The request » Each line that follows should be printed again exactly as it stands.

(Dataset rows)
----------
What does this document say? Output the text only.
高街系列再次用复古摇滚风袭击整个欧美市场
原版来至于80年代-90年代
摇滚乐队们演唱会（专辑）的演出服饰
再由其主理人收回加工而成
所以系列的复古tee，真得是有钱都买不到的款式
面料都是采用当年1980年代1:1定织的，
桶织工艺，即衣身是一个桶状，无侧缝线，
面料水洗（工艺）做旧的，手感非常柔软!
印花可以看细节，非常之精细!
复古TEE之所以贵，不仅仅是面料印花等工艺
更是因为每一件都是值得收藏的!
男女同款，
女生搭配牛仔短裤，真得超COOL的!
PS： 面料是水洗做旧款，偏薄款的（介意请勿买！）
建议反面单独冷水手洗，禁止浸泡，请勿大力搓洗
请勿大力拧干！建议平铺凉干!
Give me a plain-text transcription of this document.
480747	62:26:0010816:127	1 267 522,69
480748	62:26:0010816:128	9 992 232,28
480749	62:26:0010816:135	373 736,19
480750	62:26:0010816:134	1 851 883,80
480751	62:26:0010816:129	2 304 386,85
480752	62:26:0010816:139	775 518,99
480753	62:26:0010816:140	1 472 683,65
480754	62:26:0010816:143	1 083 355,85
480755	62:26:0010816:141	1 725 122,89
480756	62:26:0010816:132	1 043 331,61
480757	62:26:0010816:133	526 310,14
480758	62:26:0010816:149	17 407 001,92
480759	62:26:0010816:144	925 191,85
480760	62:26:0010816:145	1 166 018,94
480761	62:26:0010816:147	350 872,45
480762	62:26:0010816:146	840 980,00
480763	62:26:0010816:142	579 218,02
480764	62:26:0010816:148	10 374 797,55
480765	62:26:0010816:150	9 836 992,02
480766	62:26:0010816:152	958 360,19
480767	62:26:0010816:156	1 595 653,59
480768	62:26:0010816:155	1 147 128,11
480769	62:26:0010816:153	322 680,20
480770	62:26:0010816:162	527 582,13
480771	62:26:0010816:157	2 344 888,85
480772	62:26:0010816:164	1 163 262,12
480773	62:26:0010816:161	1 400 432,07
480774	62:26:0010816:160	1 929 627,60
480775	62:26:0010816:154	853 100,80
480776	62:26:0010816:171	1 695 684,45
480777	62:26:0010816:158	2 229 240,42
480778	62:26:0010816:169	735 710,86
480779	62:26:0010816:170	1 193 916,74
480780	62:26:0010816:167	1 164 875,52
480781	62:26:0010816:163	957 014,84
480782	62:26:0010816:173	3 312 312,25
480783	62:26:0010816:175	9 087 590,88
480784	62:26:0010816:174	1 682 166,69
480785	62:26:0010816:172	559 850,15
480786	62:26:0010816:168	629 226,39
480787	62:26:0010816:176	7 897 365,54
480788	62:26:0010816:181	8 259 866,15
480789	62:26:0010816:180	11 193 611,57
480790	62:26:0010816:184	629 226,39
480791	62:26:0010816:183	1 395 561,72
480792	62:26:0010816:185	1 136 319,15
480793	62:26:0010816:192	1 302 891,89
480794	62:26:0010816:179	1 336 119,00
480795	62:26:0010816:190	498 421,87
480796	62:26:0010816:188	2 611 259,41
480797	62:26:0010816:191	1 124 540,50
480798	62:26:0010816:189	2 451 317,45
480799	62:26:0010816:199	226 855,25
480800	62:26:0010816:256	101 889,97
----------
Solution »
What does this document say? Output the text only.
高街系列再次用复古摇滚风袭击整个欧美市场
原版来至于80年代-90年代
摇滚乐队们演唱会（专辑）的演出服饰
再由其主理人收回加工而成
所以系列的复古tee，真得是有钱都买不到的款式
面料都是采用当年1980年代1:1定织的，
桶织工艺，即衣身是一个桶状，无侧缝线，
面料水洗（工艺）做旧的，手感非常柔软!
印花可以看细节，非常之精细!
复古TEE之所以贵，不仅仅是面料印花等工艺
更是因为每一件都是值得收藏的!
男女同款，
女生搭配牛仔短裤，真得超COOL的!
PS： 面料是水洗做旧款，偏薄款的（介意请勿买！）
建议反面单独冷水手洗，禁止浸泡，请勿大力搓洗
请勿大力拧干！建议平铺凉干!
Give me a plain-text transcription of this document.
480747	62:26:0010816:127	1 267 522,69
480748	62:26:0010816:128	9 992 232,28
480749	62:26:0010816:135	373 736,19
480750	62:26:0010816:134	1 851 883,80
480751	62:26:0010816:129	2 304 386,85
480752	62:26:0010816:139	775 518,99
480753	62:26:0010816:140	1 472 683,65
480754	62:26:0010816:143	1 083 355,85
480755	62:26:0010816:141	1 725 122,89
480756	62:26:0010816:132	1 043 331,61
480757	62:26:0010816:133	526 310,14
480758	62:26:0010816:149	17 407 001,92
480759	62:26:0010816:144	925 191,85
480760	62:26:0010816:145	1 166 018,94
480761	62:26:0010816:147	350 872,45
480762	62:26:0010816:146	840 980,00
480763	62:26:0010816:142	579 218,02
480764	62:26:0010816:148	10 374 797,55
480765	62:26:0010816:150	9 836 992,02
480766	62:26:0010816:152	958 360,19
480767	62:26:0010816:156	1 595 653,59
480768	62:26:0010816:155	1 147 128,11
480769	62:26:0010816:153	322 680,20
480770	62:26:0010816:162	527 582,13
480771	62:26:0010816:157	2 344 888,85
480772	62:26:0010816:164	1 163 262,12
480773	62:26:0010816:161	1 400 432,07
480774	62:26:0010816:160	1 929 627,60
480775	62:26:0010816:154	853 100,80
480776	62:26:0010816:171	1 695 684,45
480777	62:26:0010816:158	2 229 240,42
480778	62:26:0010816:169	735 710,86
480779	62:26:0010816:170	1 193 916,74
480780	62:26:0010816:167	1 164 875,52
480781	62:26:0010816:163	957 014,84
480782	62:26:0010816:173	3 312 312,25
480783	62:26:0010816:175	9 087 590,88
480784	62:26:0010816:174	1 682 166,69
480785	62:26:0010816:172	559 850,15
480786	62:26:0010816:168	629 226,39
480787	62:26:0010816:176	7 897 365,54
480788	62:26:0010816:181	8 259 866,15
480789	62:26:0010816:180	11 193 611,57
480790	62:26:0010816:184	629 226,39
480791	62:26:0010816:183	1 395 561,72
480792	62:26:0010816:185	1 136 319,15
480793	62:26:0010816:192	1 302 891,89
480794	62:26:0010816:179	1 336 119,00
480795	62:26:0010816:190	498 421,87
480796	62:26:0010816:188	2 611 259,41
480797	62:26:0010816:191	1 124 540,50
480798	62:26:0010816:189	2 451 317,45
480799	62:26:0010816:199	226 855,25
480800	62:26:0010816:256	101 889,97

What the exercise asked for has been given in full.